-- Job --
Check each line of the material below, and copy it if it holds the string "Board".
┌────────
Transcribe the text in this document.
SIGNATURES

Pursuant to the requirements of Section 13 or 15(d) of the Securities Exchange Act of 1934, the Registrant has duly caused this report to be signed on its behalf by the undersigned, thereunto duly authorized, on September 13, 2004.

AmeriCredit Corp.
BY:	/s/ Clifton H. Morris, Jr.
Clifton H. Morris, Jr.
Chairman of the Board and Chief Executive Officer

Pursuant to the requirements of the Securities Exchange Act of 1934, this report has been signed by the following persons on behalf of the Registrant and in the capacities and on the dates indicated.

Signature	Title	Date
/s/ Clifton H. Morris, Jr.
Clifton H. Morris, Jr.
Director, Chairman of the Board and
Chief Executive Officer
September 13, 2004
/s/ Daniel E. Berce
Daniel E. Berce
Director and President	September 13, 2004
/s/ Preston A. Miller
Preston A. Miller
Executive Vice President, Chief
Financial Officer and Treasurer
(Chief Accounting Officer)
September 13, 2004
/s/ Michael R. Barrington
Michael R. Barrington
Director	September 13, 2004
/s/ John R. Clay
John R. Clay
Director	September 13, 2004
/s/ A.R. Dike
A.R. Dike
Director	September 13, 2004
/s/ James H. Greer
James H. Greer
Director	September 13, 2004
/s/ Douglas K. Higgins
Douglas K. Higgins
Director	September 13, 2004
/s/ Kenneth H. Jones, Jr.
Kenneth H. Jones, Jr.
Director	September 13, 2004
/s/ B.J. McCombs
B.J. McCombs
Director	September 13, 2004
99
└────────
-- In response --
Chairman of the Board and Chief Executive Officer
Director, Chairman of the Board and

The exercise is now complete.